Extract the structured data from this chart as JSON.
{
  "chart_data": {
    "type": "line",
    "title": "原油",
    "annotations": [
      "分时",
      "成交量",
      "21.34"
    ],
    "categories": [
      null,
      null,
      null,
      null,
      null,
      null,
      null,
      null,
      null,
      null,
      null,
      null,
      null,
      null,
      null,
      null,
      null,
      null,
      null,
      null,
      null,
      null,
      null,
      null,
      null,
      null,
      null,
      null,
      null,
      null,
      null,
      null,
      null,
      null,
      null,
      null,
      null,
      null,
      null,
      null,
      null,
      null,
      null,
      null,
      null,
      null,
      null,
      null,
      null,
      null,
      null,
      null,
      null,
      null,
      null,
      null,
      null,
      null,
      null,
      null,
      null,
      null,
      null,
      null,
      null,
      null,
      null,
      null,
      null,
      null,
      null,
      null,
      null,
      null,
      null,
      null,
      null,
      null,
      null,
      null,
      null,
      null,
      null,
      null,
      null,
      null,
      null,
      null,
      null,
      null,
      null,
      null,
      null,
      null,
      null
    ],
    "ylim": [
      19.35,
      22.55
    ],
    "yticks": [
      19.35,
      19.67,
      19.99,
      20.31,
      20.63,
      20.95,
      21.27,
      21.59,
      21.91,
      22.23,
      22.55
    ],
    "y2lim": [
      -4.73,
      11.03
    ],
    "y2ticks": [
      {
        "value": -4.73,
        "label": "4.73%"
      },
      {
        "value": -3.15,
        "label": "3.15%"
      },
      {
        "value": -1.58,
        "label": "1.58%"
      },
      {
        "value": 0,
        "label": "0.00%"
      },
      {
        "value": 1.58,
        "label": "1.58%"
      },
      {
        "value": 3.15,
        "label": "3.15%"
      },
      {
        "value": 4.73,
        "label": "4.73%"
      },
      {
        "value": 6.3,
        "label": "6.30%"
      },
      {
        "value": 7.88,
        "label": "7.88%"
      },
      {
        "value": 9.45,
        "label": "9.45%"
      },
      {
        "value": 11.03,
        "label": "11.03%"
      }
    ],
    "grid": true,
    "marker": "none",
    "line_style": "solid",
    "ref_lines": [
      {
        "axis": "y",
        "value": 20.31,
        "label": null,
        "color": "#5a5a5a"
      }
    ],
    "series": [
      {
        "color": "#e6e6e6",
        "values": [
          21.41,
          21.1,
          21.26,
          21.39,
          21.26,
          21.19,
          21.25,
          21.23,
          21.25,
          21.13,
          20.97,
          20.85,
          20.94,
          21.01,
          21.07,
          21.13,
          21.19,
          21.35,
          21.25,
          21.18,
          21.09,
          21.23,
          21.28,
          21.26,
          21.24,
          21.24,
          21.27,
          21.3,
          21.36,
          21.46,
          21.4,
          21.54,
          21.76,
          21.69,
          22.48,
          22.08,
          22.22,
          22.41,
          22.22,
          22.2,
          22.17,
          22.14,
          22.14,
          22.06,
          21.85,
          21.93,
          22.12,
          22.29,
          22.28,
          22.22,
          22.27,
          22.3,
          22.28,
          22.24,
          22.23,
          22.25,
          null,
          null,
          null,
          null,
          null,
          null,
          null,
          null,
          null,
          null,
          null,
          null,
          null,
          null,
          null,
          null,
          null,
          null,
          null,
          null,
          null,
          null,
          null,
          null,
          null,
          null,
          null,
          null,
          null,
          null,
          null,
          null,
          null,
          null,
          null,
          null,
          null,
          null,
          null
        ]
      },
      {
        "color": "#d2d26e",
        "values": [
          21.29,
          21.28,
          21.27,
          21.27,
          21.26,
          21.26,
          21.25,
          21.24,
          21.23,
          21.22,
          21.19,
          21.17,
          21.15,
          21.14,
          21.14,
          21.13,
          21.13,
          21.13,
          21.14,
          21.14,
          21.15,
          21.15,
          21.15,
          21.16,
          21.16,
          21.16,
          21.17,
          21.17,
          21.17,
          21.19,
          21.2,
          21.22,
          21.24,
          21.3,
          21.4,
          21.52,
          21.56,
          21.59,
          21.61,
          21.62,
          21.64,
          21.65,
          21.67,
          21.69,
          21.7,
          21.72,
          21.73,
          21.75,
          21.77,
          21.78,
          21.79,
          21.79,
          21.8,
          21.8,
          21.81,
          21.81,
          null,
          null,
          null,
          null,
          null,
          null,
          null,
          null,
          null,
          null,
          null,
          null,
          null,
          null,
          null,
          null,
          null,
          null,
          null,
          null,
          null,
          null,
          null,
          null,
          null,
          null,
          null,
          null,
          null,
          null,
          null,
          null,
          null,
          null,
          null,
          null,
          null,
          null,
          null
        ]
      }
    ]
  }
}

· · · · · · ·

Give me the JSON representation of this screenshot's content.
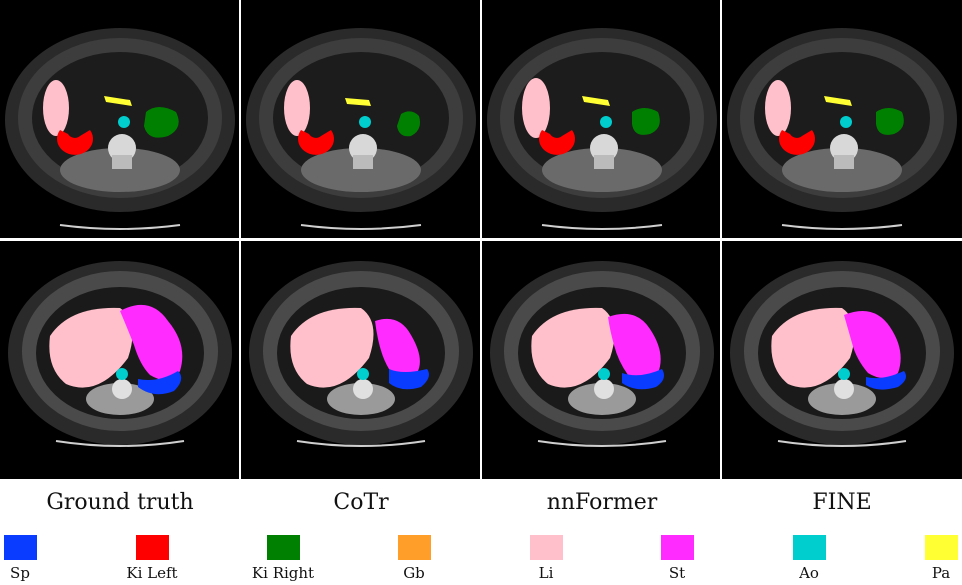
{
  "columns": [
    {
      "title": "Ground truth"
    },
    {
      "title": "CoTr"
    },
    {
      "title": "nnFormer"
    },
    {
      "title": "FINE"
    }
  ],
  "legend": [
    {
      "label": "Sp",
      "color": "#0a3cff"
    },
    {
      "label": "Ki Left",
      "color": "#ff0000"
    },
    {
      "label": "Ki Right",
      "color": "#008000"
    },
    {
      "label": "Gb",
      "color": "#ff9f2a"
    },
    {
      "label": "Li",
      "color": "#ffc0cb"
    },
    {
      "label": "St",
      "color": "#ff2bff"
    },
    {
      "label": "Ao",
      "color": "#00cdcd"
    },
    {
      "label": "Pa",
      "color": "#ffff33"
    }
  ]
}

· · · · · · ·

▶ Exercise directions: Lines from the records above that hold "title" are the ones to list.

▶ Solution to this problem:
    "title": "原油",
      "title": "Ground truth"
      "title": "CoTr"
      "title": "nnFormer"
      "title": "FINE"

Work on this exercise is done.